Task goal
Write out all the data again, exactly as it stands.

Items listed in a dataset
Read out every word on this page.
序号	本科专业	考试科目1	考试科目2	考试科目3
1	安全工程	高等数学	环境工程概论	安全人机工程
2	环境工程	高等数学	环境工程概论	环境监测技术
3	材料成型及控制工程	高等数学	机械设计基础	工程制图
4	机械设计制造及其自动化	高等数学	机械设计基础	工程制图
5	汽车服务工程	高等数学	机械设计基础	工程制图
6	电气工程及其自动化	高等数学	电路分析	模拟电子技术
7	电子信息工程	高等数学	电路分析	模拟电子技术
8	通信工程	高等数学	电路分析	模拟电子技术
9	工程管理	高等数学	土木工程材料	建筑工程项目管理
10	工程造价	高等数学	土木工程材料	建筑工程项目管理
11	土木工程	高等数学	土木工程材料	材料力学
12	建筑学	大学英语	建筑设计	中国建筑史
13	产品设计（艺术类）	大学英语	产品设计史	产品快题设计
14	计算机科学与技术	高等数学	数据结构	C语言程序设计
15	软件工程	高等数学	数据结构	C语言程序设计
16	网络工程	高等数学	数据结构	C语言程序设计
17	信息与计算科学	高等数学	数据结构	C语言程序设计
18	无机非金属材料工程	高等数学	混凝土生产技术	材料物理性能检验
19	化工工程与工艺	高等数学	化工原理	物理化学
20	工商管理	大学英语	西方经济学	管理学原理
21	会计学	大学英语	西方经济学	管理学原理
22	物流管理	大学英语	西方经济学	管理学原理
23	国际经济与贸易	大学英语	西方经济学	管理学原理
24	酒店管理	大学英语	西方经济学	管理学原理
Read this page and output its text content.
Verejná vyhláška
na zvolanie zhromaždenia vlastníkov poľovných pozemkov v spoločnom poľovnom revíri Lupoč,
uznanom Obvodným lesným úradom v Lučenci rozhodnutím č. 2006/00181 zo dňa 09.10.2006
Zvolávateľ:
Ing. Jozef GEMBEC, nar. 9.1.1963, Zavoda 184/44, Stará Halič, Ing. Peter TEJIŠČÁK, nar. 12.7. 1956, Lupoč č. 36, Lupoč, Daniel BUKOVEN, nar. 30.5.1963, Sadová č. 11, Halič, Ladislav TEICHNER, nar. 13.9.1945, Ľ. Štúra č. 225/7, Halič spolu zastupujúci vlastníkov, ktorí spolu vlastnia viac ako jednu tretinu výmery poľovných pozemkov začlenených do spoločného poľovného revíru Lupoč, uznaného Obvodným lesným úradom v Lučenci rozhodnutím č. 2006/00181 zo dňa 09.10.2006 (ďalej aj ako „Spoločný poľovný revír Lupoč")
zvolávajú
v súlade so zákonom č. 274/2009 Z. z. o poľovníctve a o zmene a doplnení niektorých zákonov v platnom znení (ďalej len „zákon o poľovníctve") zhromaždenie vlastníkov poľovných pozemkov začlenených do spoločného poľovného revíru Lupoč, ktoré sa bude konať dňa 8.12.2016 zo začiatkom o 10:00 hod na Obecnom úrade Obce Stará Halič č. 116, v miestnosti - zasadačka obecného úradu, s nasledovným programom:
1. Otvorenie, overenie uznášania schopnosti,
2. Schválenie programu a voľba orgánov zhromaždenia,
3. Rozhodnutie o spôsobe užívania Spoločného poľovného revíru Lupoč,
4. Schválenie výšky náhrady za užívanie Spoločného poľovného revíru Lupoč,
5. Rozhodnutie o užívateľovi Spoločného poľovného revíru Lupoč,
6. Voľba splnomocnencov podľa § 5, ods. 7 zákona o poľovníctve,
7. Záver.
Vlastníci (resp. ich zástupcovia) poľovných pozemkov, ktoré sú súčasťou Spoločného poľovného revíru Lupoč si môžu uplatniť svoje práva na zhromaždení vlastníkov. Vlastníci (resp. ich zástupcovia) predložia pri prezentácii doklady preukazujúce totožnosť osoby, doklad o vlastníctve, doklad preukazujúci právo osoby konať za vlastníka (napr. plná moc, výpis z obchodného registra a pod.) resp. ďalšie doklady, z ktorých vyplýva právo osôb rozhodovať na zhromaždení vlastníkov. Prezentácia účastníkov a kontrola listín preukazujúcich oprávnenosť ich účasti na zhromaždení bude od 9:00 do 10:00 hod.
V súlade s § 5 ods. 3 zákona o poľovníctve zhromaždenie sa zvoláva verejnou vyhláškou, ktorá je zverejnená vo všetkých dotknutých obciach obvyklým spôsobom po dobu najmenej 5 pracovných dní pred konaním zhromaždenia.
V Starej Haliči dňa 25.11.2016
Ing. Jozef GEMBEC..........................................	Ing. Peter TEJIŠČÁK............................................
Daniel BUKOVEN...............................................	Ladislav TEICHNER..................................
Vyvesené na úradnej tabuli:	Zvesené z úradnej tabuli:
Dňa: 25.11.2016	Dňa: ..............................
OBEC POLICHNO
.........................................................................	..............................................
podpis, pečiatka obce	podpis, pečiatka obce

Worked solution
Read out every word on this page.
序号	本科专业	考试科目1	考试科目2	考试科目3
1	安全工程	高等数学	环境工程概论	安全人机工程
2	环境工程	高等数学	环境工程概论	环境监测技术
3	材料成型及控制工程	高等数学	机械设计基础	工程制图
4	机械设计制造及其自动化	高等数学	机械设计基础	工程制图
5	汽车服务工程	高等数学	机械设计基础	工程制图
6	电气工程及其自动化	高等数学	电路分析	模拟电子技术
7	电子信息工程	高等数学	电路分析	模拟电子技术
8	通信工程	高等数学	电路分析	模拟电子技术
9	工程管理	高等数学	土木工程材料	建筑工程项目管理
10	工程造价	高等数学	土木工程材料	建筑工程项目管理
11	土木工程	高等数学	土木工程材料	材料力学
12	建筑学	大学英语	建筑设计	中国建筑史
13	产品设计（艺术类）	大学英语	产品设计史	产品快题设计
14	计算机科学与技术	高等数学	数据结构	C语言程序设计
15	软件工程	高等数学	数据结构	C语言程序设计
16	网络工程	高等数学	数据结构	C语言程序设计
17	信息与计算科学	高等数学	数据结构	C语言程序设计
18	无机非金属材料工程	高等数学	混凝土生产技术	材料物理性能检验
19	化工工程与工艺	高等数学	化工原理	物理化学
20	工商管理	大学英语	西方经济学	管理学原理
21	会计学	大学英语	西方经济学	管理学原理
22	物流管理	大学英语	西方经济学	管理学原理
23	国际经济与贸易	大学英语	西方经济学	管理学原理
24	酒店管理	大学英语	西方经济学	管理学原理
Read this page and output its text content.
Verejná vyhláška
na zvolanie zhromaždenia vlastníkov poľovných pozemkov v spoločnom poľovnom revíri Lupoč,
uznanom Obvodným lesným úradom v Lučenci rozhodnutím č. 2006/00181 zo dňa 09.10.2006
Zvolávateľ:
Ing. Jozef GEMBEC, nar. 9.1.1963, Zavoda 184/44, Stará Halič, Ing. Peter TEJIŠČÁK, nar. 12.7. 1956, Lupoč č. 36, Lupoč, Daniel BUKOVEN, nar. 30.5.1963, Sadová č. 11, Halič, Ladislav TEICHNER, nar. 13.9.1945, Ľ. Štúra č. 225/7, Halič spolu zastupujúci vlastníkov, ktorí spolu vlastnia viac ako jednu tretinu výmery poľovných pozemkov začlenených do spoločného poľovného revíru Lupoč, uznaného Obvodným lesným úradom v Lučenci rozhodnutím č. 2006/00181 zo dňa 09.10.2006 (ďalej aj ako „Spoločný poľovný revír Lupoč")
zvolávajú
v súlade so zákonom č. 274/2009 Z. z. o poľovníctve a o zmene a doplnení niektorých zákonov v platnom znení (ďalej len „zákon o poľovníctve") zhromaždenie vlastníkov poľovných pozemkov začlenených do spoločného poľovného revíru Lupoč, ktoré sa bude konať dňa 8.12.2016 zo začiatkom o 10:00 hod na Obecnom úrade Obce Stará Halič č. 116, v miestnosti - zasadačka obecného úradu, s nasledovným programom:
1. Otvorenie, overenie uznášania schopnosti,
2. Schválenie programu a voľba orgánov zhromaždenia,
3. Rozhodnutie o spôsobe užívania Spoločného poľovného revíru Lupoč,
4. Schválenie výšky náhrady za užívanie Spoločného poľovného revíru Lupoč,
5. Rozhodnutie o užívateľovi Spoločného poľovného revíru Lupoč,
6. Voľba splnomocnencov podľa § 5, ods. 7 zákona o poľovníctve,
7. Záver.
Vlastníci (resp. ich zástupcovia) poľovných pozemkov, ktoré sú súčasťou Spoločného poľovného revíru Lupoč si môžu uplatniť svoje práva na zhromaždení vlastníkov. Vlastníci (resp. ich zástupcovia) predložia pri prezentácii doklady preukazujúce totožnosť osoby, doklad o vlastníctve, doklad preukazujúci právo osoby konať za vlastníka (napr. plná moc, výpis z obchodného registra a pod.) resp. ďalšie doklady, z ktorých vyplýva právo osôb rozhodovať na zhromaždení vlastníkov. Prezentácia účastníkov a kontrola listín preukazujúcich oprávnenosť ich účasti na zhromaždení bude od 9:00 do 10:00 hod.
V súlade s § 5 ods. 3 zákona o poľovníctve zhromaždenie sa zvoláva verejnou vyhláškou, ktorá je zverejnená vo všetkých dotknutých obciach obvyklým spôsobom po dobu najmenej 5 pracovných dní pred konaním zhromaždenia.
V Starej Haliči dňa 25.11.2016
Ing. Jozef GEMBEC..........................................	Ing. Peter TEJIŠČÁK............................................
Daniel BUKOVEN...............................................	Ladislav TEICHNER..................................
Vyvesené na úradnej tabuli:	Zvesené z úradnej tabuli:
Dňa: 25.11.2016	Dňa: ..............................
OBEC POLICHNO
.........................................................................	..............................................
podpis, pečiatka obce	podpis, pečiatka obce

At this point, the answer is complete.